## Requirement:
Filtering the records below, copy only those lines that include the word "versión".

(Document page transcript entries)
# # # # # # #
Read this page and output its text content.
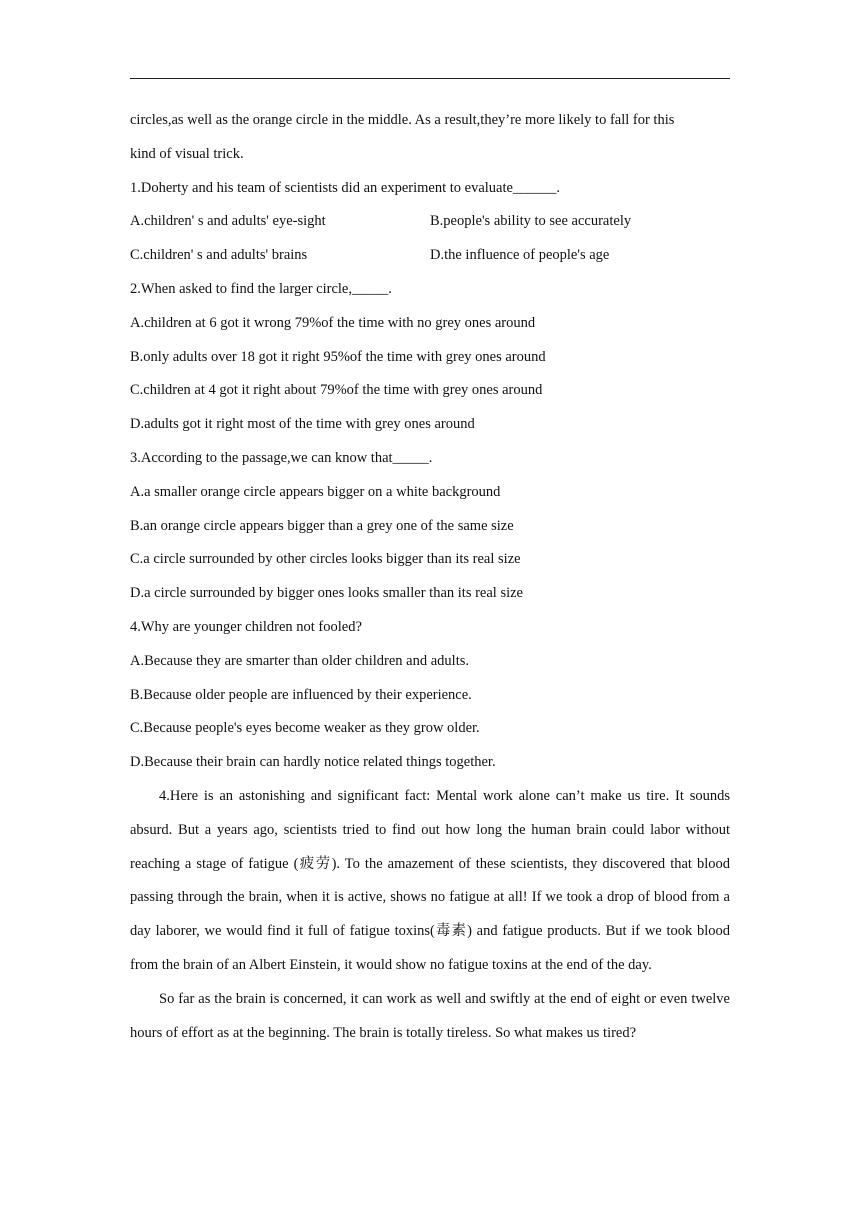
circles,as well as the orange circle in the middle. As a result,they’re more likely to fall for this
kind of visual trick.
1.Doherty and his team of scientists did an experiment to evaluate______.
A.children' s and adults' eye-sight	B.people's ability to see accurately
C.children' s and adults' brains	D.the influence of people's age
2.When asked to find the larger circle,_____.
A.children at 6 got it wrong 79%of the time with no grey ones around
B.only adults over 18 got it right 95%of the time with grey ones around
C.children at 4 got it right about 79%of the time with grey ones around
D.adults got it right most of the time with grey ones around
3.According to the passage,we can know that_____.
A.a smaller orange circle appears bigger on a white background
B.an orange circle appears bigger than a grey one of the same size
C.a circle surrounded by other circles looks bigger than its real size
D.a circle surrounded by bigger ones looks smaller than its real size
4.Why are younger children not fooled?
A.Because they are smarter than older children and adults.
B.Because older people are influenced by their experience.
C.Because people's eyes become weaker as they grow older.
D.Because their brain can hardly notice related things together.

4.Here is an astonishing and significant fact: Mental work alone can’t make us tire. It sounds absurd. But a years ago, scientists tried to find out how long the human brain could labor without reaching a stage of fatigue (疲劳). To the amazement of these scientists, they discovered that blood passing through the brain, when it is active, shows no fatigue at all! If we took a drop of blood from a day laborer, we would find it full of fatigue toxins(毒素) and fatigue products. But if we took blood from the brain of an Albert Einstein, it would show no fatigue toxins at the end of the day.

So far as the brain is concerned, it can work as well and swiftly at the end of eight or even twelve hours of effort as at the beginning. The brain is totally tireless. So what makes us tired?
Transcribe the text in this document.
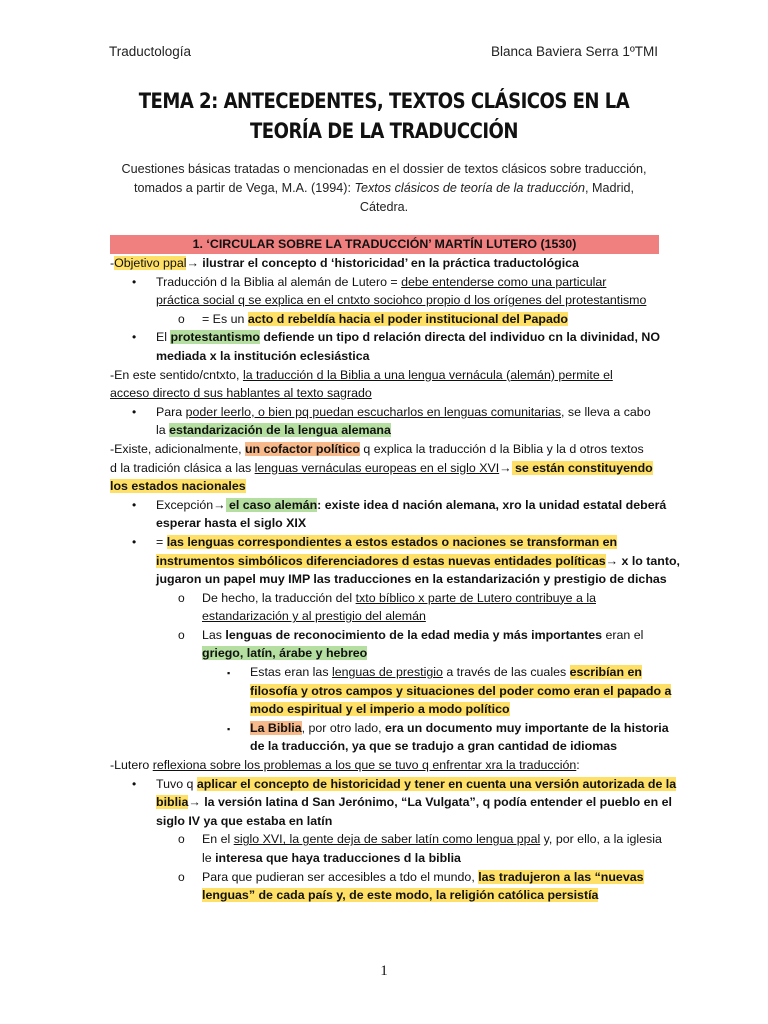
Traductología	Blanca Baviera Serra 1ºTMI
TEMA 2: ANTECEDENTES, TEXTOS CLÁSICOS EN LA
TEORÍA DE LA TRADUCCIÓN
Cuestiones básicas tratadas o mencionadas en el dossier de textos clásicos sobre traducción,
tomados a partir de Vega, M.A. (1994): Textos clásicos de teoría de la traducción, Madrid,
Cátedra.
1. ‘CIRCULAR SOBRE LA TRADUCCIÓN’ MARTÍN LUTERO (1530)
-Objetivo ppal→ ilustrar el concepto d ‘historicidad’ en la práctica traductológica
• Traducción d la Biblia al alemán de Lutero = debe entenderse como una particular
práctica social q se explica en el cntxto sociohco propio d los orígenes del protestantismo
o = Es un acto d rebeldía hacia el poder institucional del Papado
• El protestantismo defiende un tipo d relación directa del individuo cn la divinidad, NO
mediada x la institución eclesiástica
-En este sentido/cntxto, la traducción d la Biblia a una lengua vernácula (alemán) permite el
acceso directo d sus hablantes al texto sagrado
• Para poder leerlo, o bien pq puedan escucharlos en lenguas comunitarias, se lleva a cabo
la estandarización de la lengua alemana
-Existe, adicionalmente, un cofactor político q explica la traducción d la Biblia y la d otros textos
d la tradición clásica a las lenguas vernáculas europeas en el siglo XVI→ se están constituyendo
los estados nacionales
• Excepción→ el caso alemán: existe idea d nación alemana, xro la unidad estatal deberá
esperar hasta el siglo XIX
• = las lenguas correspondientes a estos estados o naciones se transforman en
instrumentos simbólicos diferenciadores d estas nuevas entidades políticas→ x lo tanto,
jugaron un papel muy IMP las traducciones en la estandarización y prestigio de dichas
o De hecho, la traducción del txto bíblico x parte de Lutero contribuye a la
estandarización y al prestigio del alemán
o Las lenguas de reconocimiento de la edad media y más importantes eran el
griego, latín, árabe y hebreo
▪ Estas eran las lenguas de prestigio a través de las cuales escribían en
filosofía y otros campos y situaciones del poder como eran el papado a
modo espiritual y el imperio a modo político
▪ La Biblia, por otro lado, era un documento muy importante de la historia
de la traducción, ya que se tradujo a gran cantidad de idiomas
-Lutero reflexiona sobre los problemas a los que se tuvo q enfrentar xra la traducción:
• Tuvo q aplicar el concepto de historicidad y tener en cuenta una versión autorizada de la
biblia→ la versión latina d San Jerónimo, “La Vulgata”, q podía entender el pueblo en el
siglo IV ya que estaba en latín
o En el siglo XVI, la gente deja de saber latín como lengua ppal y, por ello, a la iglesia
le interesa que haya traducciones d la biblia
o Para que pudieran ser accesibles a tdo el mundo, las tradujeron a las “nuevas
lenguas” de cada país y, de este modo, la religión católica persistía
1
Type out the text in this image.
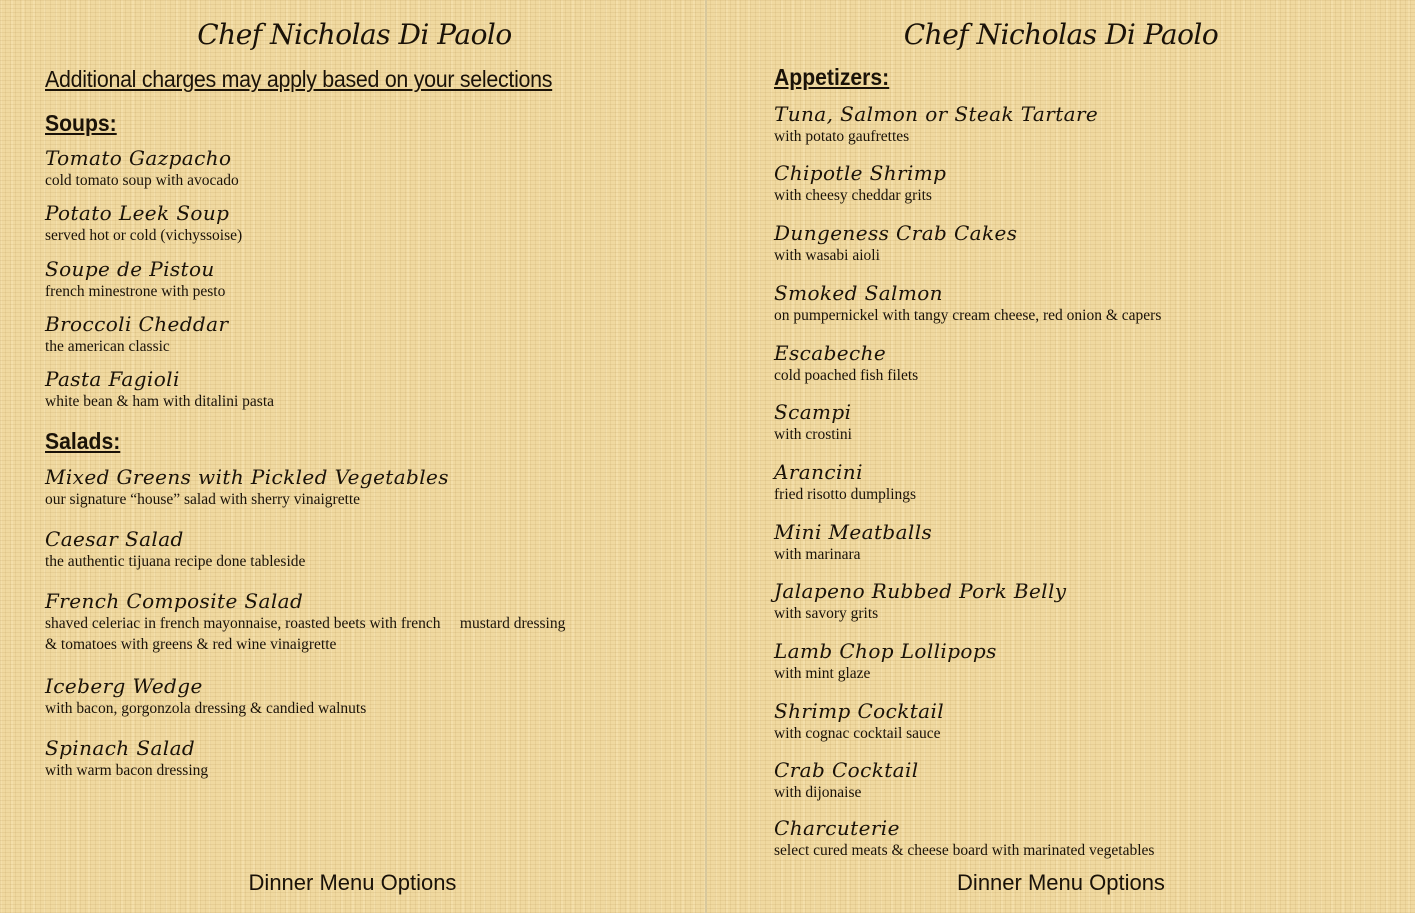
Chef Nicholas Di Paolo
Additional charges may apply based on your selections
Soups:
Tomato Gazpacho
cold tomato soup with avocado
Potato Leek Soup
served hot or cold (vichyssoise)
Soupe de Pistou
french minestrone with pesto
Broccoli Cheddar
the american classic
Pasta Fagioli
white bean & ham with ditalini pasta
Salads:
Mixed Greens with Pickled Vegetables
our signature “house” salad with sherry vinaigrette
Caesar Salad
the authentic tijuana recipe done tableside
French Composite Salad
shaved celeriac in french mayonnaise, roasted beets with french     mustard dressing
& tomatoes with greens & red wine vinaigrette
Iceberg Wedge
with bacon, gorgonzola dressing & candied walnuts
Spinach Salad
with warm bacon dressing
Dinner Menu Options
Chef Nicholas Di Paolo
Appetizers:
Tuna, Salmon or Steak Tartare
with potato gaufrettes
Chipotle Shrimp
with cheesy cheddar grits
Dungeness Crab Cakes
with wasabi aioli
Smoked Salmon
on pumpernickel with tangy cream cheese, red onion & capers
Escabeche
cold poached fish filets
Scampi
with crostini
Arancini
fried risotto dumplings
Mini Meatballs
with marinara
Jalapeno Rubbed Pork Belly
with savory grits
Lamb Chop Lollipops
with mint glaze
Shrimp Cocktail
with cognac cocktail sauce
Crab Cocktail
with dijonaise
Charcuterie
select cured meats & cheese board with marinated vegetables
Dinner Menu Options
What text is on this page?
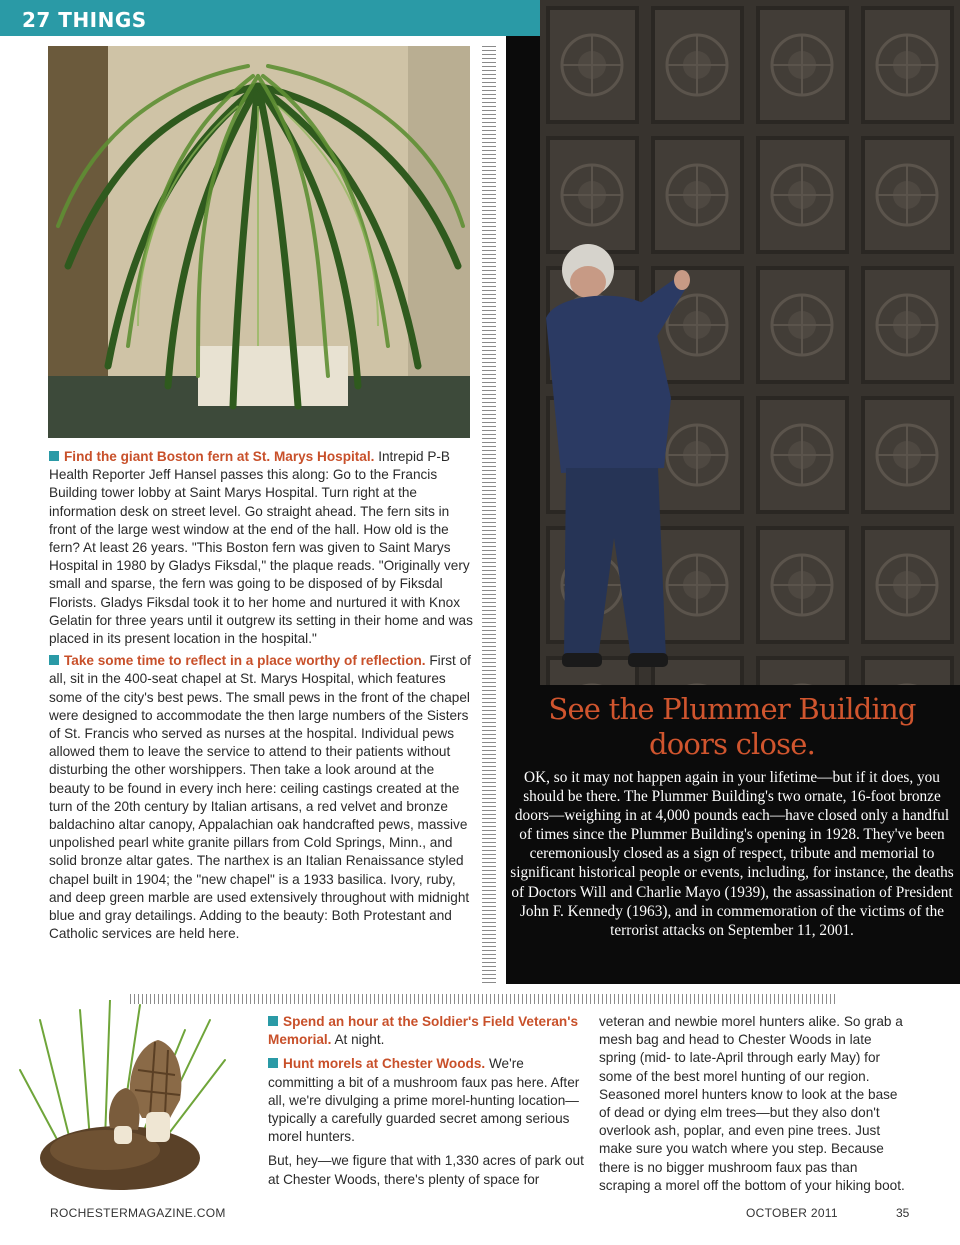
27 THINGS

Find the giant Boston fern at St. Marys Hospital. Intrepid P-B Health Reporter Jeff Hansel passes this along: Go to the Francis Building tower lobby at Saint Marys Hospital. Turn right at the information desk on street level. Go straight ahead. The fern sits in front of the large west window at the end of the hall. How old is the fern? At least 26 years. "This Boston fern was given to Saint Marys Hospital in 1980 by Gladys Fiksdal," the plaque reads. "Originally very small and sparse, the fern was going to be disposed of by Fiksdal Florists. Gladys Fiksdal took it to her home and nurtured it with Knox Gelatin for three years until it outgrew its setting in their home and was placed in its present location in the hospital."

Take some time to reflect in a place worthy of reflection. First of all, sit in the 400-seat chapel at St. Marys Hospital, which features some of the city's best pews. The small pews in the front of the chapel were designed to accommodate the then large numbers of the Sisters of St. Francis who served as nurses at the hospital. Individual pews allowed them to leave the service to attend to their patients without disturbing the other worshippers. Then take a look around at the beauty to be found in every inch here: ceiling castings created at the turn of the 20th century by Italian artisans, a red velvet and bronze baldachino altar canopy, Appalachian oak handcrafted pews, massive unpolished pearl white granite pillars from Cold Springs, Minn., and solid bronze altar gates. The narthex is an Italian Renaissance styled chapel built in 1904; the "new chapel" is a 1933 basilica. Ivory, ruby, and deep green marble are used extensively throughout with midnight blue and gray detailings. Adding to the beauty: Both Protestant and Catholic services are held here.

See the Plummer Building doors close.
OK, so it may not happen again in your lifetime—but if it does, you should be there. The Plummer Building's two ornate, 16-foot bronze doors—weighing in at 4,000 pounds each—have closed only a handful of times since the Plummer Building's opening in 1928. They've been ceremoniously closed as a sign of respect, tribute and memorial to significant historical people or events, including, for instance, the deaths of Doctors Will and Charlie Mayo (1939), the assassination of President John F. Kennedy (1963), and in commemoration of the victims of the terrorist attacks on September 11, 2001.

Spend an hour at the Soldier's Field Veteran's Memorial. At night.

Hunt morels at Chester Woods. We're committing a bit of a mushroom faux pas here. After all, we're divulging a prime morel-hunting location—typically a carefully guarded secret among serious morel hunters.

But, hey—we figure that with 1,330 acres of park out at Chester Woods, there's plenty of space for

veteran and newbie morel hunters alike. So grab a mesh bag and head to Chester Woods in late spring (mid- to late-April through early May) for some of the best morel hunting of our region. Seasoned morel hunters know to look at the base of dead or dying elm trees—but they also don't overlook ash, poplar, and even pine trees. Just make sure you watch where you step. Because there is no bigger mushroom faux pas than scraping a morel off the bottom of your hiking boot.

ROCHESTERMAGAZINE.COM	OCTOBER 2011	35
# # # # # # #
## Answer to this problem:
• Tuvo q aplicar el concepto de historicidad y tener en cuenta una versión autorizada de la
biblia→ la versión latina d San Jerónimo, “La Vulgata”, q podía entender el pueblo en el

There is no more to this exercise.